Task description:
Extract all of the entries and set them down verbatim.

Available data:
━━━━━━━━━━

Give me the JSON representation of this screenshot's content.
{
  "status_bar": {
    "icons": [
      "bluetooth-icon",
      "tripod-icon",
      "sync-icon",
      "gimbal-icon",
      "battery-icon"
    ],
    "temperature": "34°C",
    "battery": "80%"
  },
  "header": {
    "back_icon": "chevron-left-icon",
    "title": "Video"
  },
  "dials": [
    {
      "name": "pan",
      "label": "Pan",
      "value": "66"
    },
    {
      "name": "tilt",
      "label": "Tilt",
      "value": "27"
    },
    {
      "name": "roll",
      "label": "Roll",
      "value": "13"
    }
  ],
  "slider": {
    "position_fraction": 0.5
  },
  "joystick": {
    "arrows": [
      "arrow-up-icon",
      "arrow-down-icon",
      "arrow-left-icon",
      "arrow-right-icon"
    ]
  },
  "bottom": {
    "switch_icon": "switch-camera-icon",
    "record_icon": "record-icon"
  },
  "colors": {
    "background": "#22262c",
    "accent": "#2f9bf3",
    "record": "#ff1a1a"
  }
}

━━━━━━━━━━

Problem solution:
Give me the JSON representation of this screenshot's content.
{
  "status_bar": {
    "icons": [
      "bluetooth-icon",
      "tripod-icon",
      "sync-icon",
      "gimbal-icon",
      "battery-icon"
    ],
    "temperature": "34°C",
    "battery": "80%"
  },
  "header": {
    "back_icon": "chevron-left-icon",
    "title": "Video"
  },
  "dials": [
    {
      "name": "pan",
      "label": "Pan",
      "value": "66"
    },
    {
      "name": "tilt",
      "label": "Tilt",
      "value": "27"
    },
    {
      "name": "roll",
      "label": "Roll",
      "value": "13"
    }
  ],
  "slider": {
    "position_fraction": 0.5
  },
  "joystick": {
    "arrows": [
      "arrow-up-icon",
      "arrow-down-icon",
      "arrow-left-icon",
      "arrow-right-icon"
    ]
  },
  "bottom": {
    "switch_icon": "switch-camera-icon",
    "record_icon": "record-icon"
  },
  "colors": {
    "background": "#22262c",
    "accent": "#2f9bf3",
    "record": "#ff1a1a"
  }
}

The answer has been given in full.